** START OF Supplied material **

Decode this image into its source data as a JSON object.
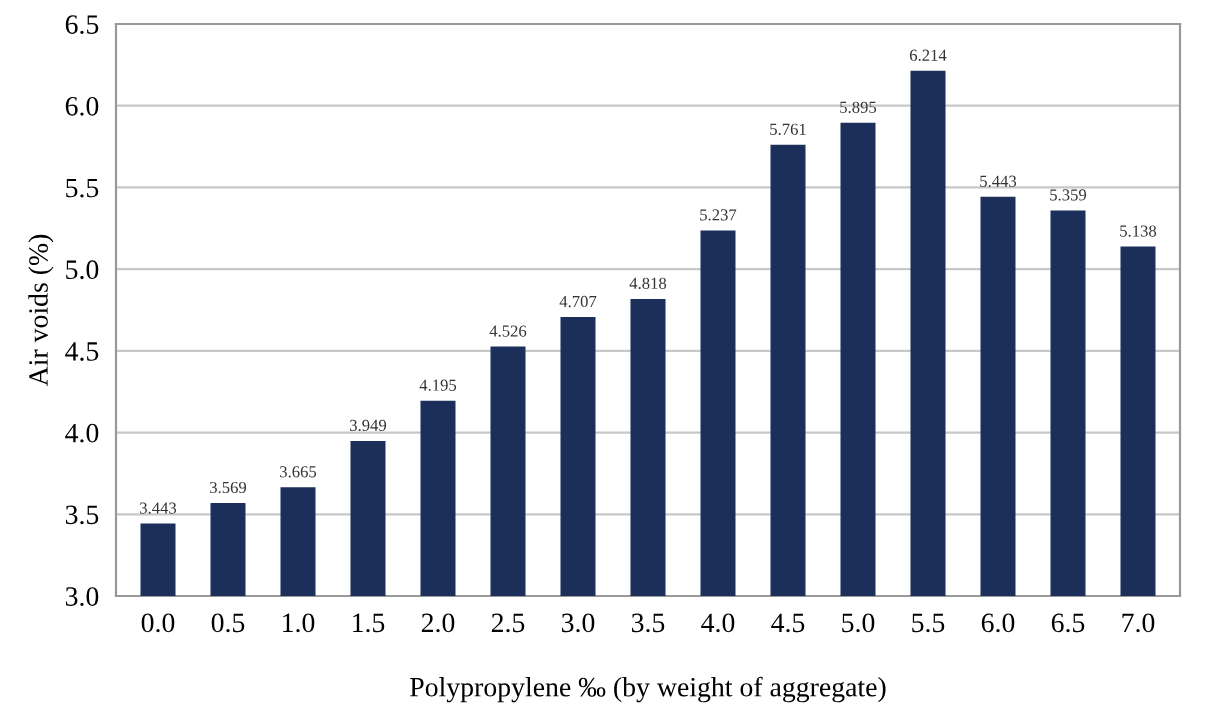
{
  "chart_data": {
    "type": "bar",
    "xlabel": "Polypropylene ‰ (by weight of aggregate)",
    "ylabel": "Air voids (%)",
    "categories": [
      "0.0",
      "0.5",
      "1.0",
      "1.5",
      "2.0",
      "2.5",
      "3.0",
      "3.5",
      "4.0",
      "4.5",
      "5.0",
      "5.5",
      "6.0",
      "6.5",
      "7.0"
    ],
    "values": [
      3.443,
      3.569,
      3.665,
      3.949,
      4.195,
      4.526,
      4.707,
      4.818,
      5.237,
      5.761,
      5.895,
      6.214,
      5.443,
      5.359,
      5.138
    ],
    "color": "#1b2f5a",
    "data_labels": true,
    "ylim": [
      3.0,
      6.5
    ],
    "yticks": [
      {
        "value": 3.0,
        "label": "3.0"
      },
      {
        "value": 3.5,
        "label": "3.5"
      },
      {
        "value": 4.0,
        "label": "4.0"
      },
      {
        "value": 4.5,
        "label": "4.5"
      },
      {
        "value": 5.0,
        "label": "5.0"
      },
      {
        "value": 5.5,
        "label": "5.5"
      },
      {
        "value": 6.0,
        "label": "6.0"
      },
      {
        "value": 6.5,
        "label": "6.5"
      }
    ],
    "grid": "y",
    "legend": false
  }
}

** END OF Supplied material **

**Task goal**
Take the listing above and restate it word for word, without its pictures.

**Reply**
Decode this image into its source data as a JSON object.
{
  "chart_data": {
    "type": "bar",
    "xlabel": "Polypropylene ‰ (by weight of aggregate)",
    "ylabel": "Air voids (%)",
    "categories": [
      "0.0",
      "0.5",
      "1.0",
      "1.5",
      "2.0",
      "2.5",
      "3.0",
      "3.5",
      "4.0",
      "4.5",
      "5.0",
      "5.5",
      "6.0",
      "6.5",
      "7.0"
    ],
    "values": [
      3.443,
      3.569,
      3.665,
      3.949,
      4.195,
      4.526,
      4.707,
      4.818,
      5.237,
      5.761,
      5.895,
      6.214,
      5.443,
      5.359,
      5.138
    ],
    "color": "#1b2f5a",
    "data_labels": true,
    "ylim": [
      3.0,
      6.5
    ],
    "yticks": [
      {
        "value": 3.0,
        "label": "3.0"
      },
      {
        "value": 3.5,
        "label": "3.5"
      },
      {
        "value": 4.0,
        "label": "4.0"
      },
      {
        "value": 4.5,
        "label": "4.5"
      },
      {
        "value": 5.0,
        "label": "5.0"
      },
      {
        "value": 5.5,
        "label": "5.5"
      },
      {
        "value": 6.0,
        "label": "6.0"
      },
      {
        "value": 6.5,
        "label": "6.5"
      }
    ],
    "grid": "y",
    "legend": false
  }
}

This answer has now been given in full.